▶ _THE EXERCISE_
Return the material word for word. Do not include the pictures.

*** EXCERPTED RECORDS ***

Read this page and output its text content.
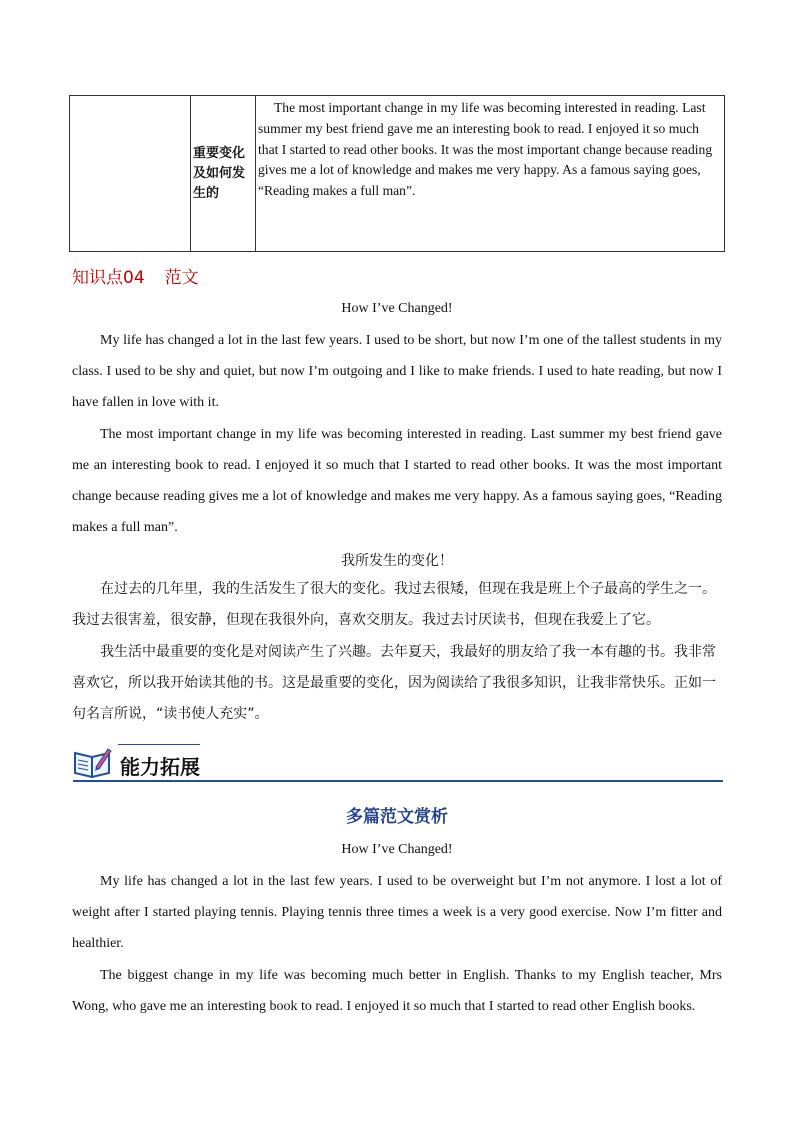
	重要变化及如何发生的	The most important change in my life was becoming interested in reading. Last summer my best friend gave me an interesting book to read. I enjoyed it so much that I started to read other books. It was the most important change because reading gives me a lot of knowledge and makes me very happy. As a famous saying goes, “Reading makes a full man”.
知识点04 范文
How I’ve Changed!
My life has changed a lot in the last few years. I used to be short, but now I’m one of the tallest students in my class. I used to be shy and quiet, but now I’m outgoing and I like to make friends. I used to hate reading, but now I have fallen in love with it.
The most important change in my life was becoming interested in reading. Last summer my best friend gave me an interesting book to read. I enjoyed it so much that I started to read other books. It was the most important change because reading gives me a lot of knowledge and makes me very happy. As a famous saying goes, “Reading makes a full man”.
我所发生的变化！
在过去的几年里，我的生活发生了很大的变化。我过去很矮，但现在我是班上个子最高的学生之一。我过去很害羞，很安静，但现在我很外向，喜欢交朋友。我过去讨厌读书，但现在我爱上了它。
我生活中最重要的变化是对阅读产生了兴趣。去年夏天，我最好的朋友给了我一本有趣的书。我非常喜欢它，所以我开始读其他的书。这是最重要的变化，因为阅读给了我很多知识，让我非常快乐。正如一句名言所说，“读书使人充实”。
能力拓展
多篇范文赏析
How I’ve Changed!
My life has changed a lot in the last few years. I used to be overweight but I’m not anymore. I lost a lot of weight after I started playing tennis. Playing tennis three times a week is a very good exercise. Now I’m fitter and healthier.
The biggest change in my life was becoming much better in English. Thanks to my English teacher, Mrs Wong, who gave me an interesting book to read. I enjoyed it so much that I started to read other English books.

***

▶ _REPLY TO THE TASK_
Read this page and output its text content.
	重要变化及如何发生的	The most important change in my life was becoming interested in reading. Last summer my best friend gave me an interesting book to read. I enjoyed it so much that I started to read other books. It was the most important change because reading gives me a lot of knowledge and makes me very happy. As a famous saying goes, “Reading makes a full man”.
知识点04 范文
How I’ve Changed!
My life has changed a lot in the last few years. I used to be short, but now I’m one of the tallest students in my class. I used to be shy and quiet, but now I’m outgoing and I like to make friends. I used to hate reading, but now I have fallen in love with it.
The most important change in my life was becoming interested in reading. Last summer my best friend gave me an interesting book to read. I enjoyed it so much that I started to read other books. It was the most important change because reading gives me a lot of knowledge and makes me very happy. As a famous saying goes, “Reading makes a full man”.
我所发生的变化！
在过去的几年里，我的生活发生了很大的变化。我过去很矮，但现在我是班上个子最高的学生之一。我过去很害羞，很安静，但现在我很外向，喜欢交朋友。我过去讨厌读书，但现在我爱上了它。
我生活中最重要的变化是对阅读产生了兴趣。去年夏天，我最好的朋友给了我一本有趣的书。我非常喜欢它，所以我开始读其他的书。这是最重要的变化，因为阅读给了我很多知识，让我非常快乐。正如一句名言所说，“读书使人充实”。
能力拓展
多篇范文赏析
How I’ve Changed!
My life has changed a lot in the last few years. I used to be overweight but I’m not anymore. I lost a lot of weight after I started playing tennis. Playing tennis three times a week is a very good exercise. Now I’m fitter and healthier.
The biggest change in my life was becoming much better in English. Thanks to my English teacher, Mrs Wong, who gave me an interesting book to read. I enjoyed it so much that I started to read other English books.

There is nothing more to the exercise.